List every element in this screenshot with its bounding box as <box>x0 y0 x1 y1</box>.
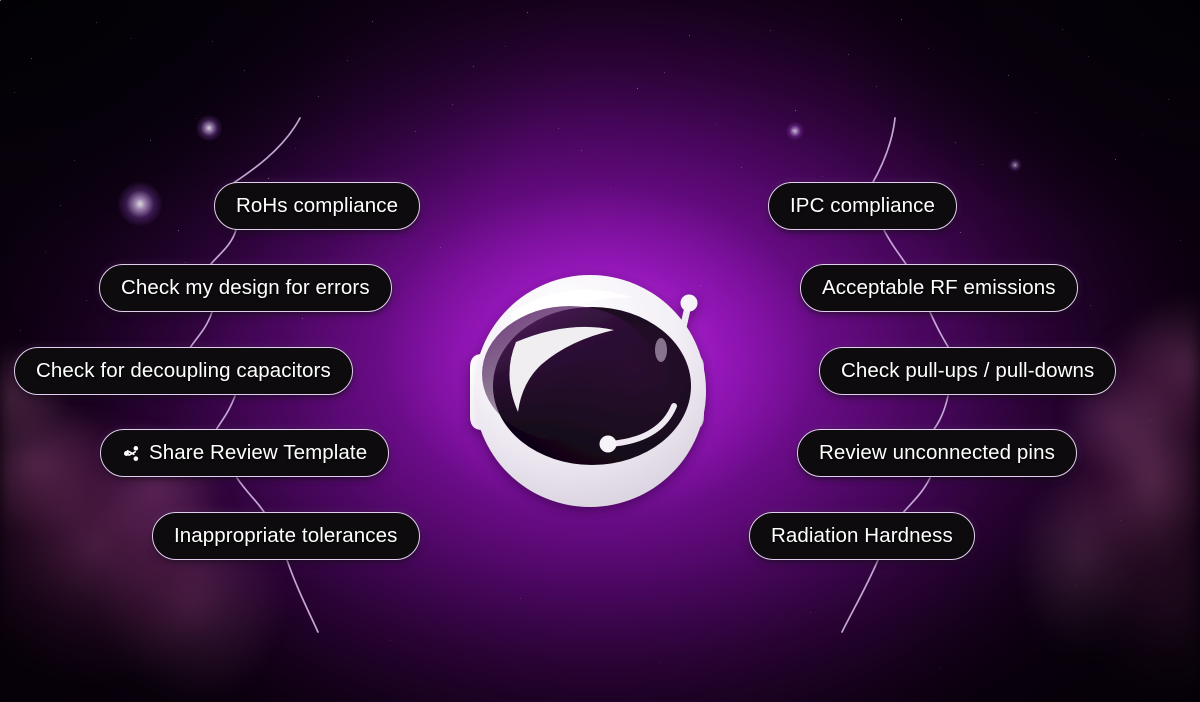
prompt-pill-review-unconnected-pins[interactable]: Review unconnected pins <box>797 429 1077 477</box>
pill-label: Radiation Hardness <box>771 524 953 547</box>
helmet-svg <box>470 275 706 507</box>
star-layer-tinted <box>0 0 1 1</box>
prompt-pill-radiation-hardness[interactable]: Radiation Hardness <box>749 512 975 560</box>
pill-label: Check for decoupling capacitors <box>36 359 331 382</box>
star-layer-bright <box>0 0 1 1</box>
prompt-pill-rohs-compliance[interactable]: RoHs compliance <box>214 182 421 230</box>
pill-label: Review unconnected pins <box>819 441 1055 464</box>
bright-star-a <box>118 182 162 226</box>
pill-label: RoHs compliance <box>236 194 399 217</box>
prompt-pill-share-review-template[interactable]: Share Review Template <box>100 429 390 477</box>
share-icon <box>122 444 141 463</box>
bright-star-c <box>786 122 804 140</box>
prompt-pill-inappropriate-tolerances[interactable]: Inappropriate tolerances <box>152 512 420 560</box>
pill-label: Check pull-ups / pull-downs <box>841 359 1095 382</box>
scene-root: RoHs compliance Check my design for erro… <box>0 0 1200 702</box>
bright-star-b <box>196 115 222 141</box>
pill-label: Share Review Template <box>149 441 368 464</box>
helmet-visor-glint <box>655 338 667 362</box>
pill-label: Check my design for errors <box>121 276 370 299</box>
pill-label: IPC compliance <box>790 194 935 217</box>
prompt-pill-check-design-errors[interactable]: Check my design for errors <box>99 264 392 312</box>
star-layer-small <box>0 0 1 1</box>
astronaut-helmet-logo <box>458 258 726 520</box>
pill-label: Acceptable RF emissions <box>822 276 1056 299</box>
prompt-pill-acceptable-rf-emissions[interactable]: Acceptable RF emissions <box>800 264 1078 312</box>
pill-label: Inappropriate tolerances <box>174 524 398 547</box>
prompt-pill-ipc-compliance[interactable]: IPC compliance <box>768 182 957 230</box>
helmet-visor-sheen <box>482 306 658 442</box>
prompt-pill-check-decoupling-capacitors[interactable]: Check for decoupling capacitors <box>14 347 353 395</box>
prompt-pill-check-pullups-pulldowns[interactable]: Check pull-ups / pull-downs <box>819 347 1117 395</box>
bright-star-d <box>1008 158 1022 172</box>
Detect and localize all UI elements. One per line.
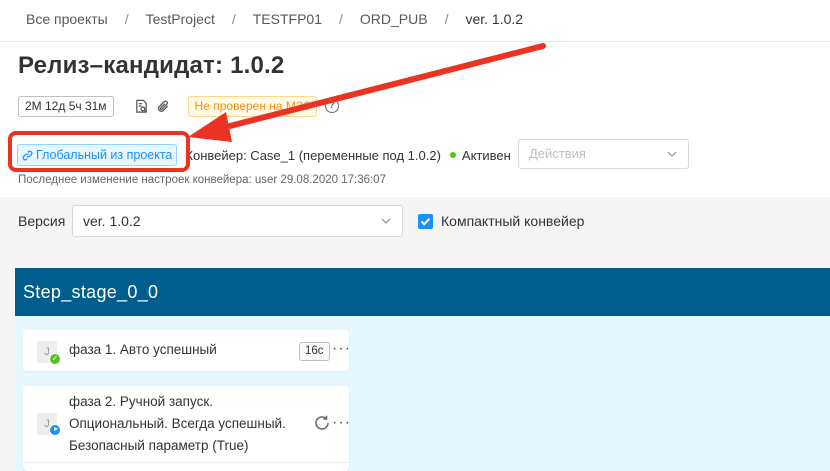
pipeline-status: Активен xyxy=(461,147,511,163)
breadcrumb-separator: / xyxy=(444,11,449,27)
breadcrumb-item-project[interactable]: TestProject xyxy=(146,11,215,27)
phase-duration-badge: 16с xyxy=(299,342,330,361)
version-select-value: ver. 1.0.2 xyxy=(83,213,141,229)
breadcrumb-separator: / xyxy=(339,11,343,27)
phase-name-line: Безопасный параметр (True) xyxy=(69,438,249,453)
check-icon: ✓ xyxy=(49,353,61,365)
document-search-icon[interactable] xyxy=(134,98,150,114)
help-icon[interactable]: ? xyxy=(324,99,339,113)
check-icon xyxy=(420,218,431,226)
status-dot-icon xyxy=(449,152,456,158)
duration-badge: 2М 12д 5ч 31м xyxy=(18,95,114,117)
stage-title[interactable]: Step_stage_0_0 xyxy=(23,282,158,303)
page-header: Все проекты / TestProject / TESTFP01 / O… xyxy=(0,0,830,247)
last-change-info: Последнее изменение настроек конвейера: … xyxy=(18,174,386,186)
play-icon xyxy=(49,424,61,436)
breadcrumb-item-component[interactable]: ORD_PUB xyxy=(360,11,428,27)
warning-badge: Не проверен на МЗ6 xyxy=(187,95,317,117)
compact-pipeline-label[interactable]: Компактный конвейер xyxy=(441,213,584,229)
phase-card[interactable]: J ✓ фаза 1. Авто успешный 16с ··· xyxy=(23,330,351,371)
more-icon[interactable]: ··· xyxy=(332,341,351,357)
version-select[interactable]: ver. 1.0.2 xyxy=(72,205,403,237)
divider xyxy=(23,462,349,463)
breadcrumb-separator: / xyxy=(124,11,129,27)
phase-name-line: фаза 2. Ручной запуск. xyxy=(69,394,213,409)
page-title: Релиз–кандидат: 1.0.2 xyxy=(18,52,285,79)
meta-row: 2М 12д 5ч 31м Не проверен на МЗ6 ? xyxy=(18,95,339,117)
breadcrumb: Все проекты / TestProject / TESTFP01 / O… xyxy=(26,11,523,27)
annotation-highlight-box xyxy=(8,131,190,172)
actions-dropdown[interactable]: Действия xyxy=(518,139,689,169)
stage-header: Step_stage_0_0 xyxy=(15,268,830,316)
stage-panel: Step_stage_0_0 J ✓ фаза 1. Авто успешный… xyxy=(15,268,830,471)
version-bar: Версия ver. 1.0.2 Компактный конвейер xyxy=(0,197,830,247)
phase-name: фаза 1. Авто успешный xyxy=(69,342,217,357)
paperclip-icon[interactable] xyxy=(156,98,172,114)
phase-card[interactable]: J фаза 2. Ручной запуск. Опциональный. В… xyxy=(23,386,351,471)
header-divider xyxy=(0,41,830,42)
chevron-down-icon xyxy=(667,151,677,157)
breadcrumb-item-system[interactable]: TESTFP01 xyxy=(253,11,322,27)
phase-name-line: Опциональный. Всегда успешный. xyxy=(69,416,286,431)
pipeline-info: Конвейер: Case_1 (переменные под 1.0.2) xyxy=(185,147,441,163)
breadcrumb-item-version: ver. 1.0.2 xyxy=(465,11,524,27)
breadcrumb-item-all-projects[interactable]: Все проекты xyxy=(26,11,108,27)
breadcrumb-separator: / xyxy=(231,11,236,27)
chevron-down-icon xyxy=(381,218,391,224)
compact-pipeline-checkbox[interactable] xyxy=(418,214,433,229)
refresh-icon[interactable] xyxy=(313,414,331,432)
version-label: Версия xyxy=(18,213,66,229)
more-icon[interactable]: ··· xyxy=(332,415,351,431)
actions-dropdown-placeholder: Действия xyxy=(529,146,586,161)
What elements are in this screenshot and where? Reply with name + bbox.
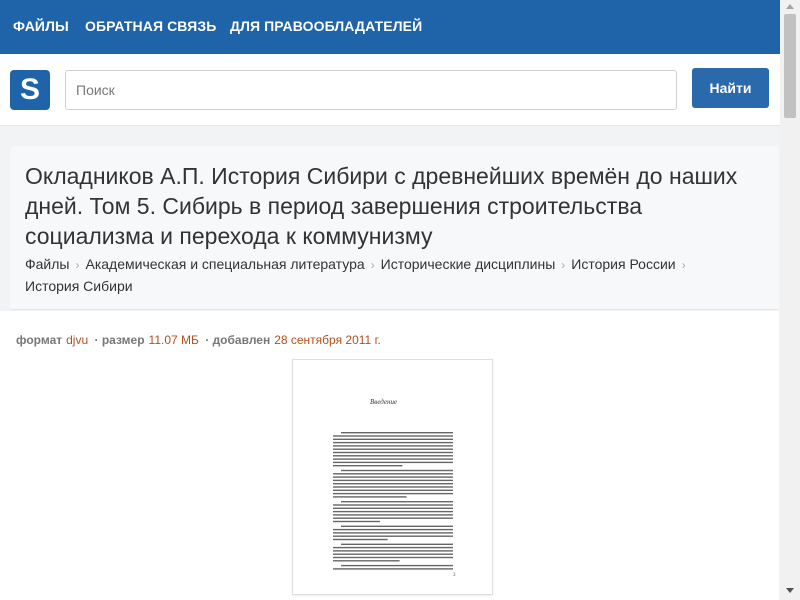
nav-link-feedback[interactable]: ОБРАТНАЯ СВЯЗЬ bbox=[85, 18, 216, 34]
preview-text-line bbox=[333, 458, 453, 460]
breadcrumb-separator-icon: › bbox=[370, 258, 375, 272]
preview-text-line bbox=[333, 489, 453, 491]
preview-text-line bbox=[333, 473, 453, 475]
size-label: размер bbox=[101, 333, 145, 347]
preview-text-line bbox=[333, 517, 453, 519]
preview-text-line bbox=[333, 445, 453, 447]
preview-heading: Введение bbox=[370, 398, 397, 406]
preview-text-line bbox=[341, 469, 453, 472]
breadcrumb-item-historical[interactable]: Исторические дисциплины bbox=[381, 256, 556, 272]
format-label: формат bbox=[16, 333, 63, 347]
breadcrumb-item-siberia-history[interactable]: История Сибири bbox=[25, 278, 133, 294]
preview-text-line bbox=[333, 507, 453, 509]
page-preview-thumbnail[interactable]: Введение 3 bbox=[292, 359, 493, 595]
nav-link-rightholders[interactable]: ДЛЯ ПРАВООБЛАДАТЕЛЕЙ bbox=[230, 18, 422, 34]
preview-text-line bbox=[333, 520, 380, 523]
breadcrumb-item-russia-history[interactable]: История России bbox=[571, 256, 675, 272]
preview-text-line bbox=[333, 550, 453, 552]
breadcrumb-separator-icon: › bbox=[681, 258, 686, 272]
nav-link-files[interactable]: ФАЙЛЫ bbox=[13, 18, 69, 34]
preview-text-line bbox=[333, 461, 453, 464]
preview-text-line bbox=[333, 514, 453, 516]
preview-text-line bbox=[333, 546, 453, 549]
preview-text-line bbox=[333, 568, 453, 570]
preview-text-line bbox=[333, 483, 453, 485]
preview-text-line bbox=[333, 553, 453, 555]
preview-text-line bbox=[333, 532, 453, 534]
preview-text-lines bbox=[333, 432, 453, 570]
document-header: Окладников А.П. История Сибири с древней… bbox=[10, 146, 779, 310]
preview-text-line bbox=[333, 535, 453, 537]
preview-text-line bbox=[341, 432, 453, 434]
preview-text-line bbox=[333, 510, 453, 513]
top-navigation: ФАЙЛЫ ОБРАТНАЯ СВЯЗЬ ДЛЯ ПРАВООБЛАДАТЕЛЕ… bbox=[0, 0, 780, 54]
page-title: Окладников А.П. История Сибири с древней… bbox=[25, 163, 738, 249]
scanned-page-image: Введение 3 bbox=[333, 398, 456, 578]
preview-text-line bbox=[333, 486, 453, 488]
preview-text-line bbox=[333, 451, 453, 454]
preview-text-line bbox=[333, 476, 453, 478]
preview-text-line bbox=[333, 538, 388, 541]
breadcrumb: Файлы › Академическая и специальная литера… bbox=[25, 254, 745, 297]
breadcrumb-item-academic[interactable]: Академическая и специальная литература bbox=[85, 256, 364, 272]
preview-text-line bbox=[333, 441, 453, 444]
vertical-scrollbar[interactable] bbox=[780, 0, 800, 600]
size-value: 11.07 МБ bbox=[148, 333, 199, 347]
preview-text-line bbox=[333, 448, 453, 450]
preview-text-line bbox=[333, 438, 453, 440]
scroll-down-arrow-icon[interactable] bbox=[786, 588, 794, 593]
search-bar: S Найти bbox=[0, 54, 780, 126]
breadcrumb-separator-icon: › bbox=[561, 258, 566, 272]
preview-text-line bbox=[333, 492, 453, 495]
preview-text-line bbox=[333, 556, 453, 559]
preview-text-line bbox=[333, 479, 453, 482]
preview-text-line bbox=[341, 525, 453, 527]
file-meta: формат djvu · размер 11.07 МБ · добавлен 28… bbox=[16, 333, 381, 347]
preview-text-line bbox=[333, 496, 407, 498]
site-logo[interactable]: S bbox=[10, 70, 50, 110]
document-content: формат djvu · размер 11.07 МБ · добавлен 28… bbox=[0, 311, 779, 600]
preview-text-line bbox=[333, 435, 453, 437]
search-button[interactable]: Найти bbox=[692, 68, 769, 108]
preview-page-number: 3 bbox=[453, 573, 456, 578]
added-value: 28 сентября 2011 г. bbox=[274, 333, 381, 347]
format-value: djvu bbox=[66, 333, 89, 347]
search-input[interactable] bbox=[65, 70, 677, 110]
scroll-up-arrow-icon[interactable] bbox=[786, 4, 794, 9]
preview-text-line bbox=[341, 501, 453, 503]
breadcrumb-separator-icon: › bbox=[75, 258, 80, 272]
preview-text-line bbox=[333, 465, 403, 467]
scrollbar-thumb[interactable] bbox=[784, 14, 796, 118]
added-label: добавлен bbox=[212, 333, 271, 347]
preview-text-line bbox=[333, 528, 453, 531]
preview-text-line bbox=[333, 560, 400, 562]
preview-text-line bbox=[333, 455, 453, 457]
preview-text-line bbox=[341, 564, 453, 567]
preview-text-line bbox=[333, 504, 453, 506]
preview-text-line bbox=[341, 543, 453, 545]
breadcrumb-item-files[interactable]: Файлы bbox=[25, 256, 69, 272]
::::
» REQUIRED WORK: Reproduce the data lines word for word, beginning at the line that contains "pipeline-status: Активен xyxy=(461,147,511,163)" and stopping after the line that contains "help-icon[interactable]: ? xyxy=(324,99,339,113)".

» ANSWER TO THIS TASK:
pipeline-status: Активен xyxy=(461,147,511,163)
breadcrumb-separator: / xyxy=(444,11,449,27)
breadcrumb-item-project[interactable]: TestProject xyxy=(146,11,215,27)
phase-duration-badge: 16с xyxy=(299,342,330,361)
version-select-value: ver. 1.0.2 xyxy=(83,213,141,229)
breadcrumb-separator: / xyxy=(339,11,343,27)
phase-name-line: Безопасный параметр (True) xyxy=(69,438,249,453)
check-icon: ✓ xyxy=(49,353,61,365)
document-search-icon[interactable] xyxy=(134,98,150,114)
help-icon[interactable]: ? xyxy=(324,99,339,113)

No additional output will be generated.